#### Material for this exercise:
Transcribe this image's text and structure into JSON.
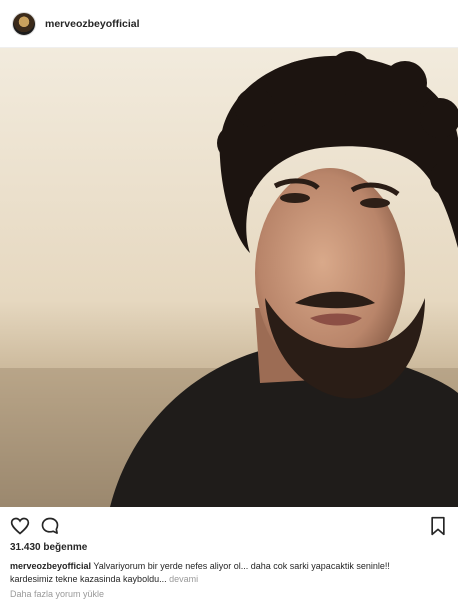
{
  "post": {
    "username": "merveozbeyofficial",
    "likes": "31.430 beğenme",
    "caption_user": "merveozbeyofficial",
    "caption_line1": "Yalvariyorum bir yerde nefes aliyor ol... daha cok sarki yapacaktik seninle!!",
    "caption_line2": "kardesimiz tekne kazasinda kayboldu...",
    "more_label": "devami",
    "load_more": "Daha fazla yorum yükle"
  },
  "icons": {
    "avatar": "profile-avatar",
    "like": "heart-icon",
    "comment": "comment-icon",
    "save": "bookmark-icon"
  },
  "colors": {
    "text": "#262626",
    "muted": "#999999",
    "border": "#efefef"
  }
}
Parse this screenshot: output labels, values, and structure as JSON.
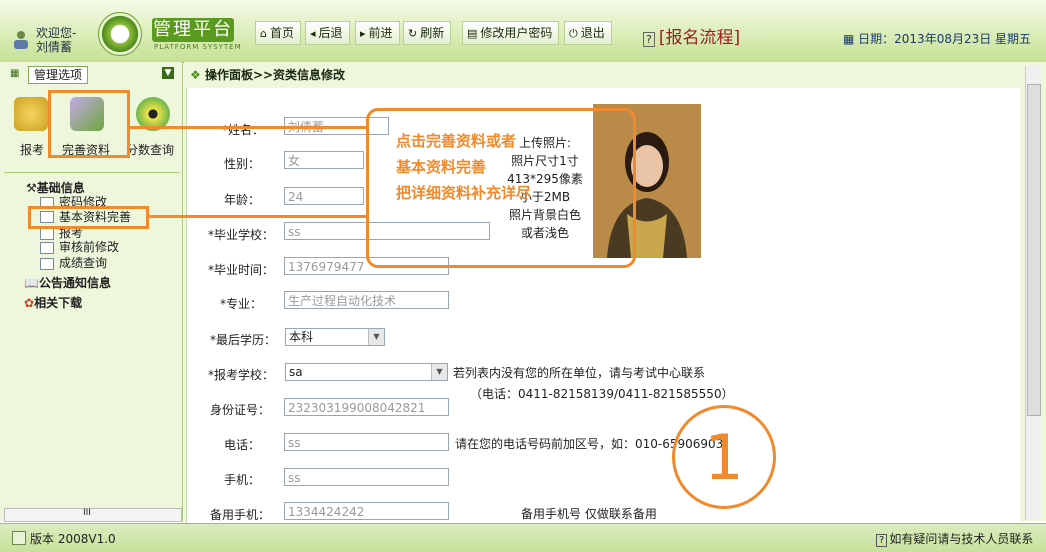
{
  "header": {
    "welcome_line": "欢迎您-",
    "user_name": "刘倩蓄",
    "logo_title": "管理平台",
    "logo_subtitle": "PLATFORM SYSYTEM",
    "nav": {
      "home": "首页",
      "back": "后退",
      "forward": "前进",
      "refresh": "刷新",
      "change_password": "修改用户密码",
      "logout": "退出"
    },
    "process_link": "[报名流程]",
    "date": "日期：2013年08月23日 星期五"
  },
  "sidebar": {
    "title": "管理选项",
    "big_icons": [
      {
        "label": "报考"
      },
      {
        "label": "完善资料"
      },
      {
        "label": "分数查询"
      }
    ],
    "tree": {
      "basic_info": "基础信息",
      "items": [
        "密码修改",
        "基本资料完善",
        "报考",
        "审核前修改",
        "成绩查询"
      ],
      "notice": "公告通知信息",
      "downloads": "相关下载"
    },
    "scroll_mark": "III"
  },
  "main": {
    "breadcrumb": "操作面板>>资类信息修改",
    "form": {
      "name": {
        "label": "*姓名：",
        "value": "刘倩蓄"
      },
      "gender": {
        "label": "性别：",
        "value": "女"
      },
      "age": {
        "label": "年龄：",
        "value": "24"
      },
      "school": {
        "label": "*毕业学校：",
        "value": "ss"
      },
      "grad_time": {
        "label": "*毕业时间：",
        "value": "1376979477"
      },
      "major": {
        "label": "*专业：",
        "value": "生产过程自动化技术"
      },
      "education": {
        "label": "*最后学历：",
        "value": "本科"
      },
      "apply_school": {
        "label": "*报考学校：",
        "value": "sa"
      },
      "id_number": {
        "label": "身份证号：",
        "value": "232303199008042821"
      },
      "phone": {
        "label": "电话：",
        "value": "ss"
      },
      "mobile": {
        "label": "手机：",
        "value": "ss"
      },
      "backup_mobile": {
        "label": "备用手机：",
        "value": "1334424242"
      }
    },
    "notes": {
      "school_note_1": "若列表内没有您的所在单位，请与考试中心联系",
      "school_note_2": "（电话：0411-82158139/0411-821585550）",
      "phone_note": "请在您的电话号码前加区号，如：010-65906903",
      "backup_note": "备用手机号 仅做联系备用"
    },
    "photo_info": [
      "上传照片:",
      "照片尺寸1寸",
      "413*295像素",
      "小于2MB",
      "照片背景白色",
      "或者浅色"
    ]
  },
  "annotations": {
    "callout_lines": [
      "点击完善资料或者",
      "基本资料完善",
      "把详细资料补充详尽"
    ],
    "step_number": "1",
    "color": "#f08a2c"
  },
  "footer": {
    "version": "版本 2008V1.0",
    "help": "如有疑问请与技术人员联系"
  }
}
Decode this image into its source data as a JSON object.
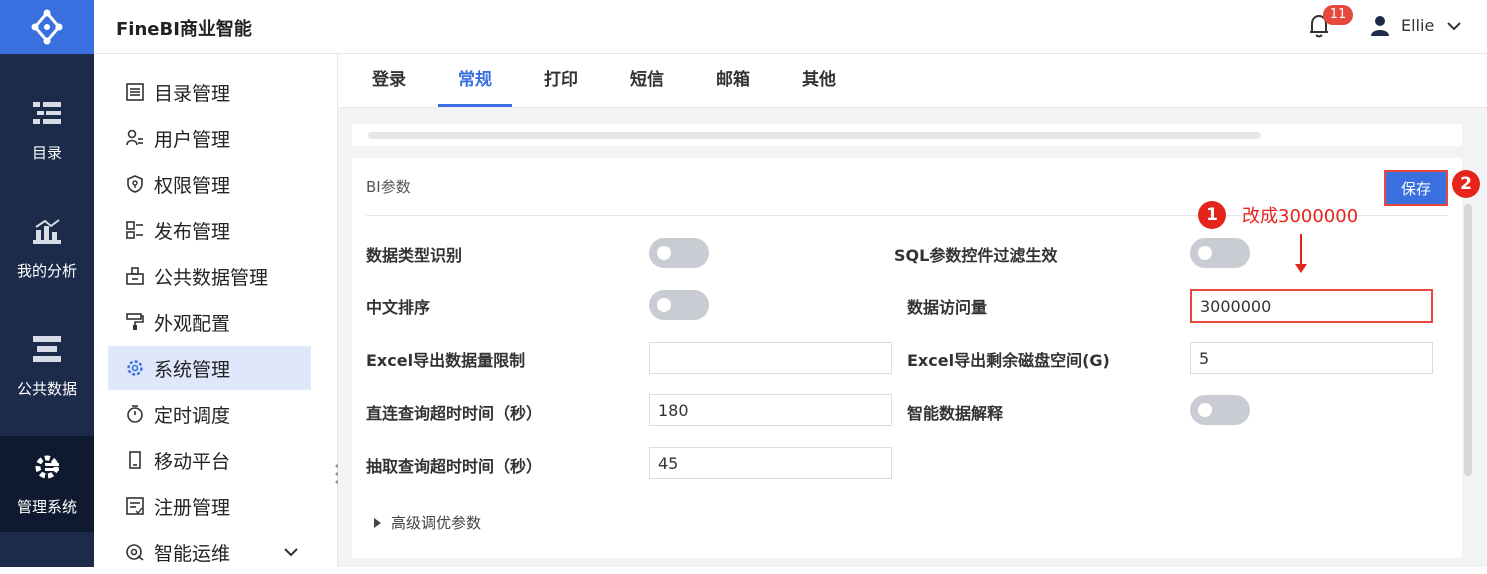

#### What is expected:
Repeat each record exactly as shown above, dropping all images.

#### Exercise result:
Transcribe this image's text and structure into JSON.
{
  "post": {
    "username": "merveozbeyofficial",
    "likes": "31.430 beğenme",
    "caption_user": "merveozbeyofficial",
    "caption_line1": "Yalvariyorum bir yerde nefes aliyor ol... daha cok sarki yapacaktik seninle!!",
    "caption_line2": "kardesimiz tekne kazasinda kayboldu...",
    "more_label": "devami",
    "load_more": "Daha fazla yorum yükle"
  },
  "icons": {
    "avatar": "profile-avatar",
    "like": "heart-icon",
    "comment": "comment-icon",
    "save": "bookmark-icon"
  },
  "colors": {
    "text": "#262626",
    "muted": "#999999",
    "border": "#efefef"
  }
}
Parse this screenshot: output labels, values, and structure as JSON.
{
  "header": {
    "welcome_line": "欢迎您-",
    "user_name": "刘倩蓄",
    "logo_title": "管理平台",
    "logo_subtitle": "PLATFORM SYSYTEM",
    "nav": {
      "home": "首页",
      "back": "后退",
      "forward": "前进",
      "refresh": "刷新",
      "change_password": "修改用户密码",
      "logout": "退出"
    },
    "process_link": "[报名流程]",
    "date": "日期：2013年08月23日 星期五"
  },
  "sidebar": {
    "title": "管理选项",
    "big_icons": [
      {
        "label": "报考"
      },
      {
        "label": "完善资料"
      },
      {
        "label": "分数查询"
      }
    ],
    "tree": {
      "basic_info": "基础信息",
      "items": [
        "密码修改",
        "基本资料完善",
        "报考",
        "审核前修改",
        "成绩查询"
      ],
      "notice": "公告通知信息",
      "downloads": "相关下载"
    },
    "scroll_mark": "III"
  },
  "main": {
    "breadcrumb": "操作面板>>资类信息修改",
    "form": {
      "name": {
        "label": "*姓名：",
        "value": "刘倩蓄"
      },
      "gender": {
        "label": "性别：",
        "value": "女"
      },
      "age": {
        "label": "年龄：",
        "value": "24"
      },
      "school": {
        "label": "*毕业学校：",
        "value": "ss"
      },
      "grad_time": {
        "label": "*毕业时间：",
        "value": "1376979477"
      },
      "major": {
        "label": "*专业：",
        "value": "生产过程自动化技术"
      },
      "education": {
        "label": "*最后学历：",
        "value": "本科"
      },
      "apply_school": {
        "label": "*报考学校：",
        "value": "sa"
      },
      "id_number": {
        "label": "身份证号：",
        "value": "232303199008042821"
      },
      "phone": {
        "label": "电话：",
        "value": "ss"
      },
      "mobile": {
        "label": "手机：",
        "value": "ss"
      },
      "backup_mobile": {
        "label": "备用手机：",
        "value": "1334424242"
      }
    },
    "notes": {
      "school_note_1": "若列表内没有您的所在单位，请与考试中心联系",
      "school_note_2": "（电话：0411-82158139/0411-821585550）",
      "phone_note": "请在您的电话号码前加区号，如：010-65906903",
      "backup_note": "备用手机号 仅做联系备用"
    },
    "photo_info": [
      "上传照片:",
      "照片尺寸1寸",
      "413*295像素",
      "小于2MB",
      "照片背景白色",
      "或者浅色"
    ]
  },
  "annotations": {
    "callout_lines": [
      "点击完善资料或者",
      "基本资料完善",
      "把详细资料补充详尽"
    ],
    "step_number": "1",
    "color": "#f08a2c"
  },
  "footer": {
    "version": "版本 2008V1.0",
    "help": "如有疑问请与技术人员联系"
  }
}
Decode this image into its source data as a JSON object.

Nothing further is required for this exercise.